- _Exercise material_:

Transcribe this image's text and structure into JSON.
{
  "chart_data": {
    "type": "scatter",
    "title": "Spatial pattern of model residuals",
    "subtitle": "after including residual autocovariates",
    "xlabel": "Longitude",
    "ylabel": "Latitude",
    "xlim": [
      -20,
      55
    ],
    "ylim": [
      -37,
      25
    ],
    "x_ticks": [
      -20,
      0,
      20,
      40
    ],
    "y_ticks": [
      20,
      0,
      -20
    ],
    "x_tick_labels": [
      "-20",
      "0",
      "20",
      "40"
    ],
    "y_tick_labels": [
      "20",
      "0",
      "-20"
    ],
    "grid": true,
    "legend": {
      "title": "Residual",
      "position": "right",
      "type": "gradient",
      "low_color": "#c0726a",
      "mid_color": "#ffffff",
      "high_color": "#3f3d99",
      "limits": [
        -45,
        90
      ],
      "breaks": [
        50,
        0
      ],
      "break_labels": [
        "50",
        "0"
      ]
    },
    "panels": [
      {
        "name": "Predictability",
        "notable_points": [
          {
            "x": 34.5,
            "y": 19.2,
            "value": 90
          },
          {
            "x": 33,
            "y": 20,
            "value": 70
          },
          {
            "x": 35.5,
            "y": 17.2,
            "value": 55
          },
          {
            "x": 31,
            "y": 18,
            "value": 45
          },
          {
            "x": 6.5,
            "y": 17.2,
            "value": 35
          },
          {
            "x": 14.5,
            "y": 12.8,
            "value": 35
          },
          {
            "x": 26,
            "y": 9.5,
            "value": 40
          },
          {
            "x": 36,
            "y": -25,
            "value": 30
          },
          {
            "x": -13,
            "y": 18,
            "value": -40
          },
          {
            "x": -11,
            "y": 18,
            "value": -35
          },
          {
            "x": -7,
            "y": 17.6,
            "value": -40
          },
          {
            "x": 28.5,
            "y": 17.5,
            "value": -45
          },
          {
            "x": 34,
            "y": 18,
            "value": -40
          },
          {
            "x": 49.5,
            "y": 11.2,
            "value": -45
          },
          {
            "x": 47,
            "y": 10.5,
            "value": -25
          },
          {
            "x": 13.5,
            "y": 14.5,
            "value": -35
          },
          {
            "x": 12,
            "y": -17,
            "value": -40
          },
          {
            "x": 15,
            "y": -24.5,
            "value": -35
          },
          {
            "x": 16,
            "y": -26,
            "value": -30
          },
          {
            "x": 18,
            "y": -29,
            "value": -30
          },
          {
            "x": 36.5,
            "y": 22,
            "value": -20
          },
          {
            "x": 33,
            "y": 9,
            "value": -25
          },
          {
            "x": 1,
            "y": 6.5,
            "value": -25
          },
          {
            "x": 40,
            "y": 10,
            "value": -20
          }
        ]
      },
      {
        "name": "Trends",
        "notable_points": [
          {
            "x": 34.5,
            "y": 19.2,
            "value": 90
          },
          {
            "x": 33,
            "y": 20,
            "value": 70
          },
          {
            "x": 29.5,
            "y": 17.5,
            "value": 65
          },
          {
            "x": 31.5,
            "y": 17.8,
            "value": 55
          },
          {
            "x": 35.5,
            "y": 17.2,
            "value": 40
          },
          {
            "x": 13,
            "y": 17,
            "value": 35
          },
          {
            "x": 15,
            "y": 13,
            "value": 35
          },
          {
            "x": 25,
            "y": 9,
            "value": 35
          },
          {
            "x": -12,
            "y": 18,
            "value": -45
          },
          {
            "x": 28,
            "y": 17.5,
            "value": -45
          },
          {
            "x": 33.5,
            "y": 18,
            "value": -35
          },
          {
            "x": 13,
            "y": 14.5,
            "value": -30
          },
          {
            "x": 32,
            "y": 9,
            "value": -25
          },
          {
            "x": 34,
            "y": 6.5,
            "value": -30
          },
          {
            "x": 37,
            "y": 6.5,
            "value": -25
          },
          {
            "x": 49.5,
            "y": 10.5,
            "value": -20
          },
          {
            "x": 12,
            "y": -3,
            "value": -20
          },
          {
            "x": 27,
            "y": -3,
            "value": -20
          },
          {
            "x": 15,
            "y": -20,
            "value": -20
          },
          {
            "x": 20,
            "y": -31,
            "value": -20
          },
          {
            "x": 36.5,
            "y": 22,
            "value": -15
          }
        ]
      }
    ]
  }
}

- _Job_:
Repeat the records above exactly.

- _Correct output_:
Transcribe this image's text and structure into JSON.
{
  "chart_data": {
    "type": "scatter",
    "title": "Spatial pattern of model residuals",
    "subtitle": "after including residual autocovariates",
    "xlabel": "Longitude",
    "ylabel": "Latitude",
    "xlim": [
      -20,
      55
    ],
    "ylim": [
      -37,
      25
    ],
    "x_ticks": [
      -20,
      0,
      20,
      40
    ],
    "y_ticks": [
      20,
      0,
      -20
    ],
    "x_tick_labels": [
      "-20",
      "0",
      "20",
      "40"
    ],
    "y_tick_labels": [
      "20",
      "0",
      "-20"
    ],
    "grid": true,
    "legend": {
      "title": "Residual",
      "position": "right",
      "type": "gradient",
      "low_color": "#c0726a",
      "mid_color": "#ffffff",
      "high_color": "#3f3d99",
      "limits": [
        -45,
        90
      ],
      "breaks": [
        50,
        0
      ],
      "break_labels": [
        "50",
        "0"
      ]
    },
    "panels": [
      {
        "name": "Predictability",
        "notable_points": [
          {
            "x": 34.5,
            "y": 19.2,
            "value": 90
          },
          {
            "x": 33,
            "y": 20,
            "value": 70
          },
          {
            "x": 35.5,
            "y": 17.2,
            "value": 55
          },
          {
            "x": 31,
            "y": 18,
            "value": 45
          },
          {
            "x": 6.5,
            "y": 17.2,
            "value": 35
          },
          {
            "x": 14.5,
            "y": 12.8,
            "value": 35
          },
          {
            "x": 26,
            "y": 9.5,
            "value": 40
          },
          {
            "x": 36,
            "y": -25,
            "value": 30
          },
          {
            "x": -13,
            "y": 18,
            "value": -40
          },
          {
            "x": -11,
            "y": 18,
            "value": -35
          },
          {
            "x": -7,
            "y": 17.6,
            "value": -40
          },
          {
            "x": 28.5,
            "y": 17.5,
            "value": -45
          },
          {
            "x": 34,
            "y": 18,
            "value": -40
          },
          {
            "x": 49.5,
            "y": 11.2,
            "value": -45
          },
          {
            "x": 47,
            "y": 10.5,
            "value": -25
          },
          {
            "x": 13.5,
            "y": 14.5,
            "value": -35
          },
          {
            "x": 12,
            "y": -17,
            "value": -40
          },
          {
            "x": 15,
            "y": -24.5,
            "value": -35
          },
          {
            "x": 16,
            "y": -26,
            "value": -30
          },
          {
            "x": 18,
            "y": -29,
            "value": -30
          },
          {
            "x": 36.5,
            "y": 22,
            "value": -20
          },
          {
            "x": 33,
            "y": 9,
            "value": -25
          },
          {
            "x": 1,
            "y": 6.5,
            "value": -25
          },
          {
            "x": 40,
            "y": 10,
            "value": -20
          }
        ]
      },
      {
        "name": "Trends",
        "notable_points": [
          {
            "x": 34.5,
            "y": 19.2,
            "value": 90
          },
          {
            "x": 33,
            "y": 20,
            "value": 70
          },
          {
            "x": 29.5,
            "y": 17.5,
            "value": 65
          },
          {
            "x": 31.5,
            "y": 17.8,
            "value": 55
          },
          {
            "x": 35.5,
            "y": 17.2,
            "value": 40
          },
          {
            "x": 13,
            "y": 17,
            "value": 35
          },
          {
            "x": 15,
            "y": 13,
            "value": 35
          },
          {
            "x": 25,
            "y": 9,
            "value": 35
          },
          {
            "x": -12,
            "y": 18,
            "value": -45
          },
          {
            "x": 28,
            "y": 17.5,
            "value": -45
          },
          {
            "x": 33.5,
            "y": 18,
            "value": -35
          },
          {
            "x": 13,
            "y": 14.5,
            "value": -30
          },
          {
            "x": 32,
            "y": 9,
            "value": -25
          },
          {
            "x": 34,
            "y": 6.5,
            "value": -30
          },
          {
            "x": 37,
            "y": 6.5,
            "value": -25
          },
          {
            "x": 49.5,
            "y": 10.5,
            "value": -20
          },
          {
            "x": 12,
            "y": -3,
            "value": -20
          },
          {
            "x": 27,
            "y": -3,
            "value": -20
          },
          {
            "x": 15,
            "y": -20,
            "value": -20
          },
          {
            "x": 20,
            "y": -31,
            "value": -20
          },
          {
            "x": 36.5,
            "y": 22,
            "value": -15
          }
        ]
      }
    ]
  }
}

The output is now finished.